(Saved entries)
'''

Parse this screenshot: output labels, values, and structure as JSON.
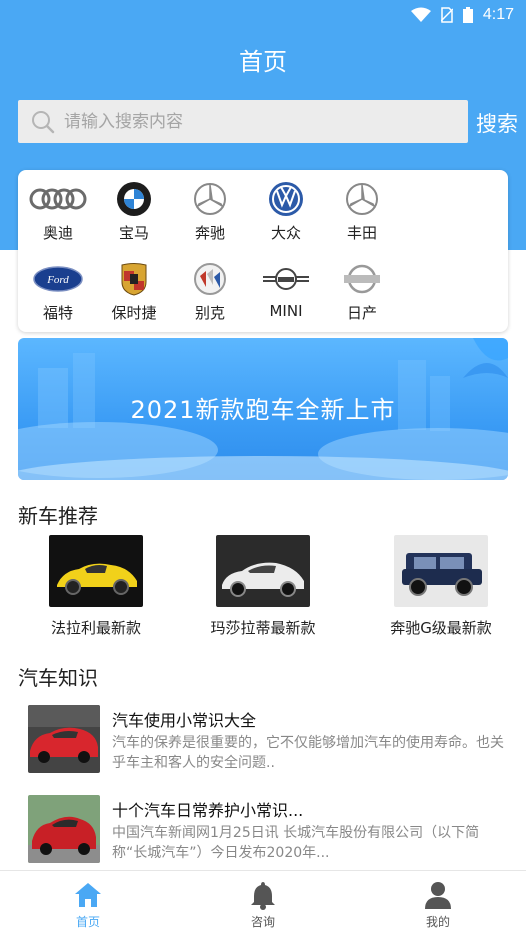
{
  "status": {
    "time": "4:17"
  },
  "header": {
    "title": "首页"
  },
  "search": {
    "placeholder": "请输入搜索内容",
    "button": "搜索"
  },
  "brands": [
    {
      "name": "奥迪",
      "icon": "audi-logo"
    },
    {
      "name": "宝马",
      "icon": "bmw-logo"
    },
    {
      "name": "奔驰",
      "icon": "mercedes-logo"
    },
    {
      "name": "大众",
      "icon": "volkswagen-logo"
    },
    {
      "name": "丰田",
      "icon": "mercedes-logo"
    },
    {
      "name": "福特",
      "icon": "ford-logo"
    },
    {
      "name": "保时捷",
      "icon": "porsche-logo"
    },
    {
      "name": "别克",
      "icon": "buick-logo"
    },
    {
      "name": "MINI",
      "icon": "mini-logo"
    },
    {
      "name": "日产",
      "icon": "nissan-logo"
    }
  ],
  "banner": {
    "text": "2021新款跑车全新上市"
  },
  "new_cars": {
    "title": "新车推荐",
    "items": [
      {
        "name": "法拉利最新款"
      },
      {
        "name": "玛莎拉蒂最新款"
      },
      {
        "name": "奔驰G级最新款"
      }
    ]
  },
  "knowledge": {
    "title": "汽车知识",
    "items": [
      {
        "title": "汽车使用小常识大全",
        "desc": "汽车的保养是很重要的，它不仅能够增加汽车的使用寿命。也关乎车主和客人的安全问题.."
      },
      {
        "title": "十个汽车日常养护小常识...",
        "desc": "中国汽车新闻网1月25日讯 长城汽车股份有限公司（以下简称“长城汽车”）今日发布2020年..."
      }
    ]
  },
  "tabs": [
    {
      "label": "首页",
      "icon": "home-icon",
      "active": true
    },
    {
      "label": "咨询",
      "icon": "bell-icon",
      "active": false
    },
    {
      "label": "我的",
      "icon": "user-icon",
      "active": false
    }
  ],
  "colors": {
    "primary": "#4aa8f4",
    "inactive": "#555555"
  }
}
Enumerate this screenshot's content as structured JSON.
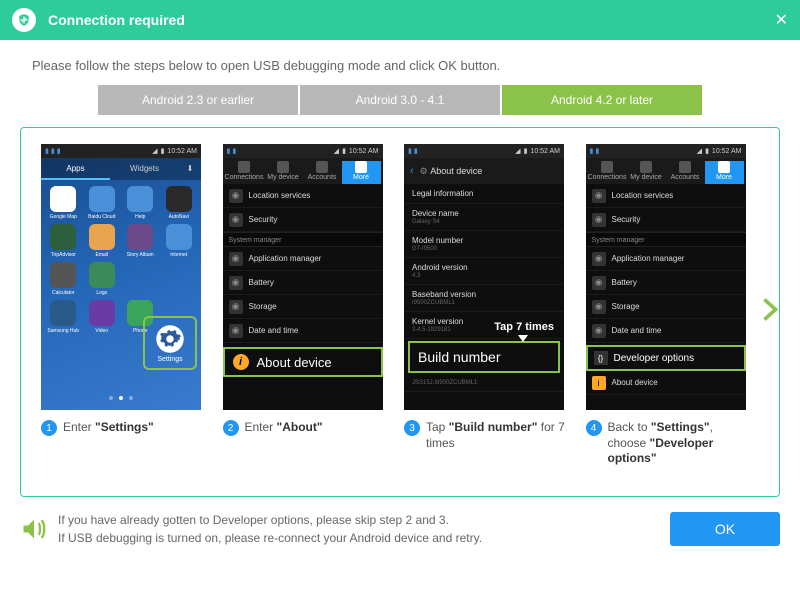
{
  "titlebar": {
    "title": "Connection required"
  },
  "instruction": "Please follow the steps below to open USB debugging mode and click OK button.",
  "tabs": [
    "Android 2.3 or earlier",
    "Android 3.0 - 4.1",
    "Android 4.2 or later"
  ],
  "active_tab": 2,
  "statusbar_time": "10:52 AM",
  "phone1": {
    "tabs": [
      "Apps",
      "Widgets"
    ],
    "icons": [
      {
        "label": "Google Map",
        "color": "#fff"
      },
      {
        "label": "Baidu Cloud",
        "color": "#4a90d9"
      },
      {
        "label": "Help",
        "color": "#4a90d9"
      },
      {
        "label": "AutoNavi",
        "color": "#2a2a2a"
      },
      {
        "label": "TripAdvisor",
        "color": "#2d5f3f"
      },
      {
        "label": "Email",
        "color": "#e8a54e"
      },
      {
        "label": "Story Album",
        "color": "#6a4a8a"
      },
      {
        "label": "Internet",
        "color": "#4a90d9"
      },
      {
        "label": "Calculator",
        "color": "#555"
      },
      {
        "label": "Logs",
        "color": "#3a8a5a"
      },
      {
        "label": "",
        "color": "transparent"
      },
      {
        "label": "",
        "color": "transparent"
      },
      {
        "label": "Samsung Hub",
        "color": "#2a5a8a"
      },
      {
        "label": "Video",
        "color": "#6a3aa5"
      },
      {
        "label": "Phone",
        "color": "#3aa55a"
      }
    ],
    "settings_label": "Settings"
  },
  "phone2": {
    "header_tabs": [
      "Connections",
      "My device",
      "Accounts",
      "More"
    ],
    "items": [
      {
        "section": "",
        "label": "Location services"
      },
      {
        "section": "",
        "label": "Security"
      },
      {
        "section": "System manager",
        "label": "Application manager"
      },
      {
        "section": "",
        "label": "Battery"
      },
      {
        "section": "",
        "label": "Storage"
      },
      {
        "section": "",
        "label": "Date and time"
      }
    ],
    "about_label": "About device"
  },
  "phone3": {
    "header": "About device",
    "rows": [
      {
        "k": "Legal information",
        "v": ""
      },
      {
        "k": "Device name",
        "v": "Galaxy S4"
      },
      {
        "k": "Model number",
        "v": "GT-I9500"
      },
      {
        "k": "Android version",
        "v": "4.3"
      },
      {
        "k": "Baseband version",
        "v": "I9500ZCUBML1"
      },
      {
        "k": "Kernel version",
        "v": "3.4.5-1929181"
      }
    ],
    "tap_label": "Tap 7 times",
    "build_label": "Build number"
  },
  "phone4": {
    "header_tabs": [
      "Connections",
      "My device",
      "Accounts",
      "More"
    ],
    "items": [
      {
        "section": "",
        "label": "Location services"
      },
      {
        "section": "",
        "label": "Security"
      },
      {
        "section": "System manager",
        "label": "Application manager"
      },
      {
        "section": "",
        "label": "Battery"
      },
      {
        "section": "",
        "label": "Storage"
      },
      {
        "section": "",
        "label": "Date and time"
      }
    ],
    "dev_label": "Developer options",
    "about_item": "About device"
  },
  "captions": [
    {
      "html": "Enter <b>\"Settings\"</b>"
    },
    {
      "html": "Enter <b>\"About\"</b>"
    },
    {
      "html": "Tap <b>\"Build number\"</b> for 7 times"
    },
    {
      "html": "Back to <b>\"Settings\"</b>, choose <b>\"Developer options\"</b>"
    }
  ],
  "footer": {
    "line1": "If you have already gotten to Developer options, please skip step 2 and 3.",
    "line2": "If USB debugging is turned on, please re-connect your Android device and retry.",
    "ok": "OK"
  }
}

'''

## Exercise
Look through the entries above and report each line where the string "JSON" occurs.

## Solution to the problem
Parse this screenshot: output labels, values, and structure as JSON.
Enumerate this screenshot's content as structured JSON.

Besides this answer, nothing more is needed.